> Text
=== Section Start ===

Upon slamming down a couple cups of wine, I paid a visit to the restroom. The business class lavatory is pretty standard for a 787, and is equipped with a baby changing table and a set of hand cream, soap, and mist by Toronto-based cosmetics maker Province Apothecary.
You’ll notice that even here in the restroom, the WestJet logo is ever-present, marking a subtle gradient design along the side wall. It’s clear the airline has taken a lot of pride in their Dreamliner and isn’t afraid to show off a little about it.
For the rest of the flight, I decided to put the seat into recline mode and relax for a while. If this were a long-haul flight during regular times, then the crew is also trained to offer turndown service with blankets and bedding as part of the WestJet business class experience; of course, that service has been cut for the foreseeable future due to the COVID-19 situation.
In terms of legroom in lie-flat mode, this seat suffers from a common limitation of many other Super Diamond reverse herringbone seats: there isn’t much room to widen your legs while lying down, nor to fully bend your legs if you’d like to sleep on your side. That’s the trade-off for the greater privacy, efficient use of space, and direct aisle access that these seat types offer.
I connected to the wifi on my phone for a while, using the Boingo access pass from my WestJet World Elite Mastercard to connect for free. If you don’t have free Boingo wifi from a Canadian-issued World Elite Mastercard, then the $10.99 price point for 90 minutes of access or $21.99 for a full flight pass might be good value too.
After an extended period of significant turbulence, it was time for the second round of snack service. This took the form of a refill of our drinks, as well as a brown paper bag consisting of a handful of snacks: multigrain crackers with hummus, a KitKat, a granola bar, and a Biscoff biscuit.
There isn’t too much to say about these snacks, aside from… I’d love to see WestJet improving their modified service as soon as possible, to offer something better than a paper bag full of snacks with a sticker on it.
(For what it’s worth, the exact same snack bag was served during my Dash-8 flight from Montreal to Toronto earlier. I thought it was a suitable level of service for that short hop, but the overall food and drink service on this Toronto–Calgary flight wasn’t quite up to scratch compared to the competition.)

=== Section End ===

> The task
Summarize the WestJet flight excerpt in two sentences. You won't need the data for this.

(Records from a dataset)
=== Section Start ===

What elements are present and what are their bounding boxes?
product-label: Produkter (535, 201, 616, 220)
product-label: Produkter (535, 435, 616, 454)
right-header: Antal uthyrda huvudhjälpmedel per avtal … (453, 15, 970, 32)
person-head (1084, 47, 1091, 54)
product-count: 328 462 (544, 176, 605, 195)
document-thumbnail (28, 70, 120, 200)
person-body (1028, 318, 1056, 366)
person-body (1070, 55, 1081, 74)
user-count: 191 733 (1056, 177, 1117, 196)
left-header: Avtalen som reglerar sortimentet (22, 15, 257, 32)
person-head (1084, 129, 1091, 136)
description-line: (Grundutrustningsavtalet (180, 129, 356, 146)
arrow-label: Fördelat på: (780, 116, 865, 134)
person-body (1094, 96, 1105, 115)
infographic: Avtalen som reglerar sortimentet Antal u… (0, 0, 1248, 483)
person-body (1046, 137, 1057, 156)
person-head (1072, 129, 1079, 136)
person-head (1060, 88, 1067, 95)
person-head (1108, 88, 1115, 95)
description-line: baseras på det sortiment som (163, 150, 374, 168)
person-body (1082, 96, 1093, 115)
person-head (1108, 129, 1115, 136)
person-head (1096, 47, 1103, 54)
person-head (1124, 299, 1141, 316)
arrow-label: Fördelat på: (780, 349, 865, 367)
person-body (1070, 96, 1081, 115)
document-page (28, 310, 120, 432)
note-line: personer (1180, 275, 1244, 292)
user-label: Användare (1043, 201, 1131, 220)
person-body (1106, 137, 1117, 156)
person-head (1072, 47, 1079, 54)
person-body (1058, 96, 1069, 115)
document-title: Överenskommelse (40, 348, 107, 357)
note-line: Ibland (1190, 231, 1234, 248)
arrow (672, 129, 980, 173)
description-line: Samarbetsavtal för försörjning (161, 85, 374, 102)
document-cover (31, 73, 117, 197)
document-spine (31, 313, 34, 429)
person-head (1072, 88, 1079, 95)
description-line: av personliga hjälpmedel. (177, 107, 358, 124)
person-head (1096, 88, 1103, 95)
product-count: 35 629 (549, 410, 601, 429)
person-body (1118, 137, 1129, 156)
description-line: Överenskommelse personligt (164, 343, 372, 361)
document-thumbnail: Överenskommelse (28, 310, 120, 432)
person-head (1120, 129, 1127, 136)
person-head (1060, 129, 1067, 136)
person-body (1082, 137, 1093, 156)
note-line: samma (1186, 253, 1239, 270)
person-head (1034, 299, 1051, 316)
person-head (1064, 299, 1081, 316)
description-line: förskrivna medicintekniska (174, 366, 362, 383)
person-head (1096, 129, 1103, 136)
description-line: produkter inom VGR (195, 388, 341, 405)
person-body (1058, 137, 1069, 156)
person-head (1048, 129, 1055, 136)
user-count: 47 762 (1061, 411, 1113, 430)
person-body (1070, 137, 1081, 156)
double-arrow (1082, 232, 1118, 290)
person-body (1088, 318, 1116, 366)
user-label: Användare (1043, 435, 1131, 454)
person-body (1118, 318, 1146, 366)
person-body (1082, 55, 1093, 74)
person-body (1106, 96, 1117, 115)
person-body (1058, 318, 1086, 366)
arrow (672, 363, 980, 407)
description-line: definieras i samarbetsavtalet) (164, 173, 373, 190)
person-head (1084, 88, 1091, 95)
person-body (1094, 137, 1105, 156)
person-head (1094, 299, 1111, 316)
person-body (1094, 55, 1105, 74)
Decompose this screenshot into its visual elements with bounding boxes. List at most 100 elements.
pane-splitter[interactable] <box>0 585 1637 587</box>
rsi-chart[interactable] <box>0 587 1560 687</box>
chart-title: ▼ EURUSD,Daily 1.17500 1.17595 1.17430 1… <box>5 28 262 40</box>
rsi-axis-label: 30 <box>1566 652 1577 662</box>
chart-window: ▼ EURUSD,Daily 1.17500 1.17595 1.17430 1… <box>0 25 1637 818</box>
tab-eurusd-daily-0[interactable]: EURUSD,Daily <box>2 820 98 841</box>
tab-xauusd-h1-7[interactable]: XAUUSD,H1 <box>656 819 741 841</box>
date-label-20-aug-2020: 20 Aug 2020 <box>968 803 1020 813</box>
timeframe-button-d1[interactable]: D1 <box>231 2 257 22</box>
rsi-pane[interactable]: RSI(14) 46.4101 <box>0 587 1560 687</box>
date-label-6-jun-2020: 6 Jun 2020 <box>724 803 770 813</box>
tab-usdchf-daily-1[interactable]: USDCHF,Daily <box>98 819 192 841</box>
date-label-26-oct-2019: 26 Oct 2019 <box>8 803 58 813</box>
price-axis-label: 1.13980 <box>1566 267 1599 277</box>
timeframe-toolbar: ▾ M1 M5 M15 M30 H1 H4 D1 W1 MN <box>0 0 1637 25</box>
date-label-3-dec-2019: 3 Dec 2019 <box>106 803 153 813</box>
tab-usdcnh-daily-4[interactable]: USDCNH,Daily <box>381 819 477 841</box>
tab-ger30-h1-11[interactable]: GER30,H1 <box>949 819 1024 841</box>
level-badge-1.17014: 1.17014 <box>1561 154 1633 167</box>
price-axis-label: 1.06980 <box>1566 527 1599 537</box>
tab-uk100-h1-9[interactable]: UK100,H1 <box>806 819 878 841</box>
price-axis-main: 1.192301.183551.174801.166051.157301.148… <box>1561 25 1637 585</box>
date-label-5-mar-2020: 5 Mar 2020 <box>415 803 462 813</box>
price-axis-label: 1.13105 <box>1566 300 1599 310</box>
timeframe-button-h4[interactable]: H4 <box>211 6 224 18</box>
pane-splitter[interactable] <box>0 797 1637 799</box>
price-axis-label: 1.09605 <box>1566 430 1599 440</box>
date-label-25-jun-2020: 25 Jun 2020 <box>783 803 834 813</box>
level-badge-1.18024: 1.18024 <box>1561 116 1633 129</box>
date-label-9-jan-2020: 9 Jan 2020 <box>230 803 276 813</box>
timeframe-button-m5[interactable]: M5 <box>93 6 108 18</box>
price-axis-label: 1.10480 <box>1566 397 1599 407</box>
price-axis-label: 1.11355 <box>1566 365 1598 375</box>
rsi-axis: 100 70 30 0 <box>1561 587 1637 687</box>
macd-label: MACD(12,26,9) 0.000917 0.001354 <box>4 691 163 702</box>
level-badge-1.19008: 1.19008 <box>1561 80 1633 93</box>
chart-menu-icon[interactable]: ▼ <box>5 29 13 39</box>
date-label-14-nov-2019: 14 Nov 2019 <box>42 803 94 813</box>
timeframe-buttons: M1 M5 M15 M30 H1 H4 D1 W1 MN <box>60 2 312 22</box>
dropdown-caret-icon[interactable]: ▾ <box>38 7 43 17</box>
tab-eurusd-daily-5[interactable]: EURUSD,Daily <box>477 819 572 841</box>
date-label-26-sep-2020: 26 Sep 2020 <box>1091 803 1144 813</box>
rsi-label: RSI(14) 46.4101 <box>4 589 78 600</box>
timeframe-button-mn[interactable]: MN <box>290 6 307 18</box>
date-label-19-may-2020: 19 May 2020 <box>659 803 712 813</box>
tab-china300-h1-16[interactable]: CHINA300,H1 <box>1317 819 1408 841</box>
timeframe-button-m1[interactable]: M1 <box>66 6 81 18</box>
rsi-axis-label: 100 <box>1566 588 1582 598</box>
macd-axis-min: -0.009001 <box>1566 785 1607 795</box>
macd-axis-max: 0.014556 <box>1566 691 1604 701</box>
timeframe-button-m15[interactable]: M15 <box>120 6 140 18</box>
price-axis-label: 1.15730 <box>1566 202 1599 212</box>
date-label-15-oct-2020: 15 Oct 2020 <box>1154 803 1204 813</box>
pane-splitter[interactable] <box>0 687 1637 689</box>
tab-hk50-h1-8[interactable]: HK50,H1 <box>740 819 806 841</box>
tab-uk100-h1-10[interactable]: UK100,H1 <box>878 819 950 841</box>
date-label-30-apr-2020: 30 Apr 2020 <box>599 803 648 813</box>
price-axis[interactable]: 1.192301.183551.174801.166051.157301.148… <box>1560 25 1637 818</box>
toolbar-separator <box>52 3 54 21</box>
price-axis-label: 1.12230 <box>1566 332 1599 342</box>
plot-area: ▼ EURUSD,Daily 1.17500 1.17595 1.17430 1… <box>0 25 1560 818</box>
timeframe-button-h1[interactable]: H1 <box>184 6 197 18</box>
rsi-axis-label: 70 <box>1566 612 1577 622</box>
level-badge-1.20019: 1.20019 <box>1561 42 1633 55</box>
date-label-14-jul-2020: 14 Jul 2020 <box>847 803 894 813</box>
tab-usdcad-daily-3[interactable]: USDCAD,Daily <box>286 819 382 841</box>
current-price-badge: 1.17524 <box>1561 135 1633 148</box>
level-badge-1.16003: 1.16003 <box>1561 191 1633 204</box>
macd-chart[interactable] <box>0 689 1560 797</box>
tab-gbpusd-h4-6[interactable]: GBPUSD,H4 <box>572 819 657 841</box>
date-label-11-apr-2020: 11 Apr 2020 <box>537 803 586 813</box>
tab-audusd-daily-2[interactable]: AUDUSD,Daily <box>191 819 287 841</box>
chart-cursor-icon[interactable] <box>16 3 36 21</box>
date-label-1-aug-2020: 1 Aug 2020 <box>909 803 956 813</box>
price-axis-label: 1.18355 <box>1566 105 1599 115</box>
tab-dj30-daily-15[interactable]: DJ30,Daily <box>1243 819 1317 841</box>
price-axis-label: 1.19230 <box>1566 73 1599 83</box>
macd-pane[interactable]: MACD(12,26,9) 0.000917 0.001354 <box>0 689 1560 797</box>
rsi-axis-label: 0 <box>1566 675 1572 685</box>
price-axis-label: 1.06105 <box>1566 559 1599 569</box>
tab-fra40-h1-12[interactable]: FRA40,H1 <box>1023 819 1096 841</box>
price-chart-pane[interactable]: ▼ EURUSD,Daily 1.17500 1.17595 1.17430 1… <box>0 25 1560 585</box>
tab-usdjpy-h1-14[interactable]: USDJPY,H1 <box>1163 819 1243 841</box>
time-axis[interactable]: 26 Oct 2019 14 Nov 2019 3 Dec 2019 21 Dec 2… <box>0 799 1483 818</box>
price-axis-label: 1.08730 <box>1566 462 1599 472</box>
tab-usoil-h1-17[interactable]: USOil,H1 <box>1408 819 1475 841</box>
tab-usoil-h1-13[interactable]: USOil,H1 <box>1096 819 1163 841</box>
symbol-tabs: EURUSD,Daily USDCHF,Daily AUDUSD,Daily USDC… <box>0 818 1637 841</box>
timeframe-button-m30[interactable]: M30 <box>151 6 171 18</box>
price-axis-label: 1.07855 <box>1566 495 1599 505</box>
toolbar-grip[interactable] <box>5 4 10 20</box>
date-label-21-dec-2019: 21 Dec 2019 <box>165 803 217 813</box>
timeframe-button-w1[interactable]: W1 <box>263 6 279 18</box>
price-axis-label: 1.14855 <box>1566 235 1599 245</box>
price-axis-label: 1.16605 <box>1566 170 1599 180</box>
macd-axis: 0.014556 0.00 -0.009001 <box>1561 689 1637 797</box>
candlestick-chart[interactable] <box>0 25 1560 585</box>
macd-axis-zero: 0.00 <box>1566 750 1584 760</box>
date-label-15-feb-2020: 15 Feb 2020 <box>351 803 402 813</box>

=== Section End ===

> Solution for this task
On a WestJet 787 business class flight from Toronto to Calgary, the writer describes a standard lavatory stocked with Province Apothecary products and WestJet branding, a lie-flat reverse herringbone seat that gives up leg room for privacy and direct aisle access, and free wifi through a Boingo pass. Turndown service has been cut because of COVID-19, and the second snack service was only a drink refill and a paper bag of snacks, which the writer hopes WestJet will soon improve.